### Exercise requirements:
Your task is to copy every line of the entries that contains "JSON".

------ Records shown

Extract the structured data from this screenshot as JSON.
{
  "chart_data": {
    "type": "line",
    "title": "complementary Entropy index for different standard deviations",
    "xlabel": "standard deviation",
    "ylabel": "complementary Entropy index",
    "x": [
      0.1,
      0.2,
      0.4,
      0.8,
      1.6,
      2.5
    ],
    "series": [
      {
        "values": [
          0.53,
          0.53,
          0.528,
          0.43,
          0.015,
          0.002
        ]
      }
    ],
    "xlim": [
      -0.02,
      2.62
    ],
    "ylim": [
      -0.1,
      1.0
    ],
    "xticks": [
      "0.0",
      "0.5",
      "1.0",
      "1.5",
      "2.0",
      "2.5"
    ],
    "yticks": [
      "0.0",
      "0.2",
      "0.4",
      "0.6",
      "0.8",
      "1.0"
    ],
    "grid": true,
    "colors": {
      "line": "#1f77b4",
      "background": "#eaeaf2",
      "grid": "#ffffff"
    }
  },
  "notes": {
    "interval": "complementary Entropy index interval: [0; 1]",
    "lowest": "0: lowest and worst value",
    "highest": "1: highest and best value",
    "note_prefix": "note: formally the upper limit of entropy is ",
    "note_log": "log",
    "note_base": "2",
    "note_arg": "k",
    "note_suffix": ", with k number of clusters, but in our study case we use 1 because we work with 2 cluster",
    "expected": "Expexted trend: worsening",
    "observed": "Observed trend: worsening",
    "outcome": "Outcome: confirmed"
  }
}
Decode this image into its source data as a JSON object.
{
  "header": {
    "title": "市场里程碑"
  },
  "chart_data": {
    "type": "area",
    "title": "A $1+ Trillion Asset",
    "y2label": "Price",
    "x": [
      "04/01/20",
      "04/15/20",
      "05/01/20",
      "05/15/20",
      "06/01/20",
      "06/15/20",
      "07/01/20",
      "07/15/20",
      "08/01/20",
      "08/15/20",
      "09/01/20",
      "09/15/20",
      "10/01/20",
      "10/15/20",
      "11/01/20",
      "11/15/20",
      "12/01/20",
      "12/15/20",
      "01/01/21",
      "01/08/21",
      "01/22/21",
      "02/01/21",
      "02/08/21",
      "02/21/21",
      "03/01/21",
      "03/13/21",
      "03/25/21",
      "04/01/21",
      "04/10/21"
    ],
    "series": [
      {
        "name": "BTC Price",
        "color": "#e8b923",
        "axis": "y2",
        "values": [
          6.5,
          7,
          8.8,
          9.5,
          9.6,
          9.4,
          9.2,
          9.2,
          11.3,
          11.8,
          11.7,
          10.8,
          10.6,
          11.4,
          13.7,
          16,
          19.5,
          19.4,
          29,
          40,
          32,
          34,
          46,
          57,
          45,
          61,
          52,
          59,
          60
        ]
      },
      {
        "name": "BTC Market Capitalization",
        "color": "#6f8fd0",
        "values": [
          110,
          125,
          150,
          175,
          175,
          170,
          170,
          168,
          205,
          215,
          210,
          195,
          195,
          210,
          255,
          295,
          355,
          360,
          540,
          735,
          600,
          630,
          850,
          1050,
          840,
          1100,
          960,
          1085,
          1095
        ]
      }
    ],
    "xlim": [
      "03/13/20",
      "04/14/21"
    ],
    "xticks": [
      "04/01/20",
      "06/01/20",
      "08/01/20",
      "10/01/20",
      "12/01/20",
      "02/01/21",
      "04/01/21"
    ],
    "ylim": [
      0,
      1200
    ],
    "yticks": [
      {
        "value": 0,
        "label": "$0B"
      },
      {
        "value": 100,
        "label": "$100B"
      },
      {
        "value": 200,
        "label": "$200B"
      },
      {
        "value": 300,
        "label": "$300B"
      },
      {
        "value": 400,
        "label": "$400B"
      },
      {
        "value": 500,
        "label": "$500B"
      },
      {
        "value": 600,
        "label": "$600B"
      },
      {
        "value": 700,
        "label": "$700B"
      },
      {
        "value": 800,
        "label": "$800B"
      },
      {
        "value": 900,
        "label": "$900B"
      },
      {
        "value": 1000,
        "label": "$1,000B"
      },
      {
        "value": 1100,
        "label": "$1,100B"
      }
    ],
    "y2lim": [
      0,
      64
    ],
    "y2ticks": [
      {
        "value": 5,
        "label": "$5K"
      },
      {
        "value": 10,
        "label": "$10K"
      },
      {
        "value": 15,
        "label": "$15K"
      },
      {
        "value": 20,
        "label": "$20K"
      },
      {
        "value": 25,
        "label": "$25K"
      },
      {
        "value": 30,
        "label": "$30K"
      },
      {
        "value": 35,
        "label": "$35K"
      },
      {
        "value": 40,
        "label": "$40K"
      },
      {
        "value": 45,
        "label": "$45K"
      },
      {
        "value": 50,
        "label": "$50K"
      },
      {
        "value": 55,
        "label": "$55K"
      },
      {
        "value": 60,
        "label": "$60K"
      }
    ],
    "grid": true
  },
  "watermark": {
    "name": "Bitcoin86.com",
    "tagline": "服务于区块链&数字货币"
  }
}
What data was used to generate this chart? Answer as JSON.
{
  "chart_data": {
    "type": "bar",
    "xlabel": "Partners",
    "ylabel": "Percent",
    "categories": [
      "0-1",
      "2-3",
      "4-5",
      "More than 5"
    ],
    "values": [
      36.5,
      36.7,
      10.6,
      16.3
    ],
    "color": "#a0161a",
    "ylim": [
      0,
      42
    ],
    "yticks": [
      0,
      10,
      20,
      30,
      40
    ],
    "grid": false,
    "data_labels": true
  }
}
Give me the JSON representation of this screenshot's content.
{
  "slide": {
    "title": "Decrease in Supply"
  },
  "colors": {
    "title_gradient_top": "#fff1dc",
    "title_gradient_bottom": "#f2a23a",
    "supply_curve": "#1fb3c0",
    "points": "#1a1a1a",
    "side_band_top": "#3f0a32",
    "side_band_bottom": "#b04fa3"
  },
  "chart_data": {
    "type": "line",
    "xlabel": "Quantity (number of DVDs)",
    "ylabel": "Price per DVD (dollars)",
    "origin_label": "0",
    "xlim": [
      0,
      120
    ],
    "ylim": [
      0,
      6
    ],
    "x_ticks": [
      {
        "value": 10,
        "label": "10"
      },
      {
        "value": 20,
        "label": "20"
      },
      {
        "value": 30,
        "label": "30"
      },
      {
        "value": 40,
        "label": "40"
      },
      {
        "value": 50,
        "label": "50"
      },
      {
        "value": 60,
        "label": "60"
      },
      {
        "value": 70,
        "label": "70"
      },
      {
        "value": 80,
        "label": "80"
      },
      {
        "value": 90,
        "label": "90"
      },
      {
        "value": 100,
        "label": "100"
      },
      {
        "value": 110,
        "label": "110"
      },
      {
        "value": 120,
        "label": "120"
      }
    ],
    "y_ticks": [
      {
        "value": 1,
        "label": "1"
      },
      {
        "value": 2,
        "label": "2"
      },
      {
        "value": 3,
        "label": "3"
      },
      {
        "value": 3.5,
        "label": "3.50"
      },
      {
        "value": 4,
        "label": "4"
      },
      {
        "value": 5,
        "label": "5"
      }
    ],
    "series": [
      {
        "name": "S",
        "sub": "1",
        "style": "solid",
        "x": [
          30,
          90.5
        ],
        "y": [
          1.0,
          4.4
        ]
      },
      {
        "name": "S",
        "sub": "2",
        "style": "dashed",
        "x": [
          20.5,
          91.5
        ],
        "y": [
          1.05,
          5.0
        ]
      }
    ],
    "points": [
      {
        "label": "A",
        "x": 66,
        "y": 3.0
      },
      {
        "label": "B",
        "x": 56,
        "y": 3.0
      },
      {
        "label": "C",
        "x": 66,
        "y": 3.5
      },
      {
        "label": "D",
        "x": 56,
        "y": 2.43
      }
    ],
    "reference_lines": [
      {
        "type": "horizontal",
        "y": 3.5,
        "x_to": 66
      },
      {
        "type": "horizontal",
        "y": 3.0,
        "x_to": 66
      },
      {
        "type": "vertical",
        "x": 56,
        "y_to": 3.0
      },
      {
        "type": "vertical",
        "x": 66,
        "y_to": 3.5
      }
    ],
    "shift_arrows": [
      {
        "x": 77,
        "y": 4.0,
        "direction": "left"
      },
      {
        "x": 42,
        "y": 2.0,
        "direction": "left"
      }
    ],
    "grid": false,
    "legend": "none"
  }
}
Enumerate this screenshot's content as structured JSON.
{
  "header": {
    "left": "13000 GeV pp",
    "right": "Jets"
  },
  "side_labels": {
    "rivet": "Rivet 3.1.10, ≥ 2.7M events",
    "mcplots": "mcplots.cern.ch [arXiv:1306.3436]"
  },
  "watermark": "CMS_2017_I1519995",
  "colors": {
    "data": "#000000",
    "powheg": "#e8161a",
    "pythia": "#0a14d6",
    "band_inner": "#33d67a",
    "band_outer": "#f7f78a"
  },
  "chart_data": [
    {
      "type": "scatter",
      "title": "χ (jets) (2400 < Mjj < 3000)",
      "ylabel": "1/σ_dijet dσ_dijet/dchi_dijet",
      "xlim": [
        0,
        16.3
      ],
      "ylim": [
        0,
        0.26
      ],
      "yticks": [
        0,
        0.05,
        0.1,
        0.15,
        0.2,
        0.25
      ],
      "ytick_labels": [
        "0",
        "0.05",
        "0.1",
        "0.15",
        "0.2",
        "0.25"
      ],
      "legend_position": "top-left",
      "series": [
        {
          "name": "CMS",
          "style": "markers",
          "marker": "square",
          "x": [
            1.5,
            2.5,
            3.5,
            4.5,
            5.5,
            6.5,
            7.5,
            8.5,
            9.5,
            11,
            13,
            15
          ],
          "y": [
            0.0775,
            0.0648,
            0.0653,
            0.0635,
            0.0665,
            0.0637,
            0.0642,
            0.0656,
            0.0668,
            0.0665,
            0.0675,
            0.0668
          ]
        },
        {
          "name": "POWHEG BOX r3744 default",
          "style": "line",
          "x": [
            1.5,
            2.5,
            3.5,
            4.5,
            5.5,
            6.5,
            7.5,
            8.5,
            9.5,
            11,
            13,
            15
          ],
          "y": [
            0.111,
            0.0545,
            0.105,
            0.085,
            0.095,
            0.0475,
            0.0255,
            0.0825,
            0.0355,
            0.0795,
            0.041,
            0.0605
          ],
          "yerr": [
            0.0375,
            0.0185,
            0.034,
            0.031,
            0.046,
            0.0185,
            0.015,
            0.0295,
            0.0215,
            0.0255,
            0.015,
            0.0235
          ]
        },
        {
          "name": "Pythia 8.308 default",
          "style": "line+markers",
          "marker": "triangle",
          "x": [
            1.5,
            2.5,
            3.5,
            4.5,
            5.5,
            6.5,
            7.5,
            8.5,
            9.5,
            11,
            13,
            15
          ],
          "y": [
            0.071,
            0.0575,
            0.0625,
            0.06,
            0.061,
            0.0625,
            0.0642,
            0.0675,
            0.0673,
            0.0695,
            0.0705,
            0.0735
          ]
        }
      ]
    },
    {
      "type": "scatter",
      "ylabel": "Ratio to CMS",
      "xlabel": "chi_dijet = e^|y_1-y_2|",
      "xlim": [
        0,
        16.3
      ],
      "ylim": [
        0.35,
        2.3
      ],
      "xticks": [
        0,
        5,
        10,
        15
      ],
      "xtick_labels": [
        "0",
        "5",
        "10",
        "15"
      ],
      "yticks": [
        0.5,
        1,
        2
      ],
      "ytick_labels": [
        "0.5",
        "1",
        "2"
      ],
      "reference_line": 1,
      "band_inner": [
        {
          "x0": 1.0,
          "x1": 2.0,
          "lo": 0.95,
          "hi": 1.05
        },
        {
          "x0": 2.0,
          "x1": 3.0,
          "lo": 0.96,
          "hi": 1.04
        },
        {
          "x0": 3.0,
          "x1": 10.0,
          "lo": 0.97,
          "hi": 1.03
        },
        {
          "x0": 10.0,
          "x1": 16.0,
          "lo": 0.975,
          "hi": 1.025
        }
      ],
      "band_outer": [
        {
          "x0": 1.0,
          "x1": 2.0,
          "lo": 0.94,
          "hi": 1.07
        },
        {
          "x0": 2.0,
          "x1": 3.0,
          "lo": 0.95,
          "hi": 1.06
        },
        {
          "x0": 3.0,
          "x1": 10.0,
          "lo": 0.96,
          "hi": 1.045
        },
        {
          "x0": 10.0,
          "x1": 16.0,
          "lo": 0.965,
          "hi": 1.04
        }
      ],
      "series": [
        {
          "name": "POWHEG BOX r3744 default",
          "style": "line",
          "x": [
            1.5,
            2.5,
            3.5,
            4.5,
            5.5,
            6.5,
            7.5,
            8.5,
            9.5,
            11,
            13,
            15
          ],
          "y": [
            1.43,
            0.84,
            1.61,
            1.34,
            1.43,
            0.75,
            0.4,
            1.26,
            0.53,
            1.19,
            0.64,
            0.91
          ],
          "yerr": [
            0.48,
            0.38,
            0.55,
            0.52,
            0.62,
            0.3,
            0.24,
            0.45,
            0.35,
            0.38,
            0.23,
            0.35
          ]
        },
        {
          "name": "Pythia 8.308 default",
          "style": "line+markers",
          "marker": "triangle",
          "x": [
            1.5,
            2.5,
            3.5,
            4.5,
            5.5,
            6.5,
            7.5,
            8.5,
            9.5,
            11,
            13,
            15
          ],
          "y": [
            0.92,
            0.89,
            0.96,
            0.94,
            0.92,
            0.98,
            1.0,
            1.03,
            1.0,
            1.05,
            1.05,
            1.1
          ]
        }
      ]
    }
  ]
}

------------

### Written reply:
Extract the structured data from this screenshot as JSON.
Decode this image into its source data as a JSON object.
What data was used to generate this chart? Answer as JSON.
Give me the JSON representation of this screenshot's content.
Enumerate this screenshot's content as structured JSON.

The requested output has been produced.